● Requirements: Wherever the word "calc" shows up in a line, please copy that line.

● Records provided:

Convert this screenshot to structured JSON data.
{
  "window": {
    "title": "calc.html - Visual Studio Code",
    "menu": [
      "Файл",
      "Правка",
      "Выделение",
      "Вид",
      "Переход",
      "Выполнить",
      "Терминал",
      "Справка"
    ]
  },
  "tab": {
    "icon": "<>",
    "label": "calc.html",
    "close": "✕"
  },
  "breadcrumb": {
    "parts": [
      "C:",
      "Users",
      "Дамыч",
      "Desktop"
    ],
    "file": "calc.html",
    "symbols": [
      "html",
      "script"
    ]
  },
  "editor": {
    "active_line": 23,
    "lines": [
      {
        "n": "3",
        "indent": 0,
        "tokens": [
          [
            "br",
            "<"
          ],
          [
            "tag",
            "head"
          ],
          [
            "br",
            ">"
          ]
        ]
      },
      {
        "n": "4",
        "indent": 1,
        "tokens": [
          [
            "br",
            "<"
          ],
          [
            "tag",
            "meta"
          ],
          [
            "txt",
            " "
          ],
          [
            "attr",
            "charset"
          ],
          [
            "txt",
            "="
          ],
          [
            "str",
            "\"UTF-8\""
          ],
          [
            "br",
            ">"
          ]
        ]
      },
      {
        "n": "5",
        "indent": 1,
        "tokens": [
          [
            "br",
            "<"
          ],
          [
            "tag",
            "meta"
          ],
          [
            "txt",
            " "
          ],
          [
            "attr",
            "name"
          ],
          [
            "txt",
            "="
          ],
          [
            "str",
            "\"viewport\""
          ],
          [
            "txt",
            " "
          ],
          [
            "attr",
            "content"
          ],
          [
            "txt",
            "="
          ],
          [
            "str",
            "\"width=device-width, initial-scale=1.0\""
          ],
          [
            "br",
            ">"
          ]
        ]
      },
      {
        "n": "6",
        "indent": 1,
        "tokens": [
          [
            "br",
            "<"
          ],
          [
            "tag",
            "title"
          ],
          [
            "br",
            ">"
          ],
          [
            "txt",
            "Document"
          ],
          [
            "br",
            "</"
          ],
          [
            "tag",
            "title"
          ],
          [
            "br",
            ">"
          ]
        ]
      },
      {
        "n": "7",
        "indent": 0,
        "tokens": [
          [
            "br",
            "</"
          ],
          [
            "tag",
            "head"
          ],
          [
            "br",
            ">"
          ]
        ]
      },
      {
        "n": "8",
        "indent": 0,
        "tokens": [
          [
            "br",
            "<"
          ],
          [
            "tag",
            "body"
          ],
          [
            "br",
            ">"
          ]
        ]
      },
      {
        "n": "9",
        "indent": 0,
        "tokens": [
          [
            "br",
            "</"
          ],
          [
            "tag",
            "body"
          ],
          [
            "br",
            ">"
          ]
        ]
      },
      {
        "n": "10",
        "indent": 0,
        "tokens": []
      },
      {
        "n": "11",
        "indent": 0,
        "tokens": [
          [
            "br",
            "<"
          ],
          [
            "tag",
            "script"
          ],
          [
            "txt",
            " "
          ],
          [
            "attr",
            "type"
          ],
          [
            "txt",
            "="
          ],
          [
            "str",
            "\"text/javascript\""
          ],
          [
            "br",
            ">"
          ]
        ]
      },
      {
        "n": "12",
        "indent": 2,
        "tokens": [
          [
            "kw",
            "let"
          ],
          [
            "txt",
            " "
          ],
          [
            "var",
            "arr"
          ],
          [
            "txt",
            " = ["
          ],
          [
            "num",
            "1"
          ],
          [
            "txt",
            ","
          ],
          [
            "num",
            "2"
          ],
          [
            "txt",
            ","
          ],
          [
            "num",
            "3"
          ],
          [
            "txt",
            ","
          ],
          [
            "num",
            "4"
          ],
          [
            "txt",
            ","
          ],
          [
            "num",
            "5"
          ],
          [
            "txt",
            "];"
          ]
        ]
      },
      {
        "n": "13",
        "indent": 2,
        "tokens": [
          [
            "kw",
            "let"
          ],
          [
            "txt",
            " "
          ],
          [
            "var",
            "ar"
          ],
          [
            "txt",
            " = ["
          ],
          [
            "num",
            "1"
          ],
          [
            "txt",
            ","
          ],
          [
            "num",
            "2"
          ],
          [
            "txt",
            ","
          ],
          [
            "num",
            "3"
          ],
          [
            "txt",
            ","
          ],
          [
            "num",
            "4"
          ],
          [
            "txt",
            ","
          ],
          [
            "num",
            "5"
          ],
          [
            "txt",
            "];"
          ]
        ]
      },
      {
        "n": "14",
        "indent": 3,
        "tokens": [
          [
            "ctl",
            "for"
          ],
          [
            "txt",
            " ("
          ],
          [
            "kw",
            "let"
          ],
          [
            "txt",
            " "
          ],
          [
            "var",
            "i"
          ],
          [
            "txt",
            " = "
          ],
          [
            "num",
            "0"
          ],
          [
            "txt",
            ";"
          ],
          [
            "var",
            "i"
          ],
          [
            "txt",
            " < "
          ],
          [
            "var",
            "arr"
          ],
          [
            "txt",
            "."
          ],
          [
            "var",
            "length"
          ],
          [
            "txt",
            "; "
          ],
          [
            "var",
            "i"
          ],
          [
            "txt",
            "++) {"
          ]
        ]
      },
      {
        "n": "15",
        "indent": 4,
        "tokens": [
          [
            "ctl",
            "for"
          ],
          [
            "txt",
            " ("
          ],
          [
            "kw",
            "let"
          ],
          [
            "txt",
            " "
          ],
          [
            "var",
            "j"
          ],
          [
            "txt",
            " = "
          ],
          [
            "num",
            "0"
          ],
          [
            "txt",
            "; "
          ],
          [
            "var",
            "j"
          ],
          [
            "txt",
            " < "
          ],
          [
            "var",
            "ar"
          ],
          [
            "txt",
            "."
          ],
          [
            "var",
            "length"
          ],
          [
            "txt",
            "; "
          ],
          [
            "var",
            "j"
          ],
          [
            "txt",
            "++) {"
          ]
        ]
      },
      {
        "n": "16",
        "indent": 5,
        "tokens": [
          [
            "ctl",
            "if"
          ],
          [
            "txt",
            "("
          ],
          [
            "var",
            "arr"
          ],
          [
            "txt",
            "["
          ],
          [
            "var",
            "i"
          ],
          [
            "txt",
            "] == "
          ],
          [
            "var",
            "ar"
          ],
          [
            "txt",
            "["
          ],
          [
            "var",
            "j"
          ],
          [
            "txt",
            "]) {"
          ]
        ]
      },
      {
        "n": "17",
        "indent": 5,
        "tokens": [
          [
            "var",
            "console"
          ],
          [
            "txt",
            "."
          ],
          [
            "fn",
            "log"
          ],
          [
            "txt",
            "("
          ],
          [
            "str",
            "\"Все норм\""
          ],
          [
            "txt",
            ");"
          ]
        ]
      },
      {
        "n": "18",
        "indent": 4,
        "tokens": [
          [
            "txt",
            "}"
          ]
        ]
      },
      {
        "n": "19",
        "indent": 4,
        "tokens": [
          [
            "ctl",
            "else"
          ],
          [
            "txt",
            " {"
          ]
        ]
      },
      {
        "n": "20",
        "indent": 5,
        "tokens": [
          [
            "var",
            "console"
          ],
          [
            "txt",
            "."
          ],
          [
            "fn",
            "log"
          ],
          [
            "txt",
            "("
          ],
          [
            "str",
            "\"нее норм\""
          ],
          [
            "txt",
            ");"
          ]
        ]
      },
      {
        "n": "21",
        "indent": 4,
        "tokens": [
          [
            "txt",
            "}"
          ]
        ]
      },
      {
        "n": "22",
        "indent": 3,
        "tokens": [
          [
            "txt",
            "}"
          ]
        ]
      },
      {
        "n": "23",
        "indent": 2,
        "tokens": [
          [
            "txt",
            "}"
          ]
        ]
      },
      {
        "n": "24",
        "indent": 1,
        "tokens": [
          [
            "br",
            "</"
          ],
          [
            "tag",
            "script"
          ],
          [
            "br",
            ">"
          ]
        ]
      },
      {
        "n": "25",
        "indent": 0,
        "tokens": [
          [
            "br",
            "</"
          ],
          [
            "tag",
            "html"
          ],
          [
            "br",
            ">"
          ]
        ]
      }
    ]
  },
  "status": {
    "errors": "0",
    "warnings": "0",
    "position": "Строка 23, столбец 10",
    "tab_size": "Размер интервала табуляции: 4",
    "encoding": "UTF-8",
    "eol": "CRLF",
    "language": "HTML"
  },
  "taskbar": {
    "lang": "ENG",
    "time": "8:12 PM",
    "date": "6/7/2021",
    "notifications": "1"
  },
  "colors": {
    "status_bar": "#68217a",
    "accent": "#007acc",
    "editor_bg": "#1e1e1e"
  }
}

● Task output:
    "title": "calc.html - Visual Studio Code",
    "label": "calc.html",
    "file": "calc.html",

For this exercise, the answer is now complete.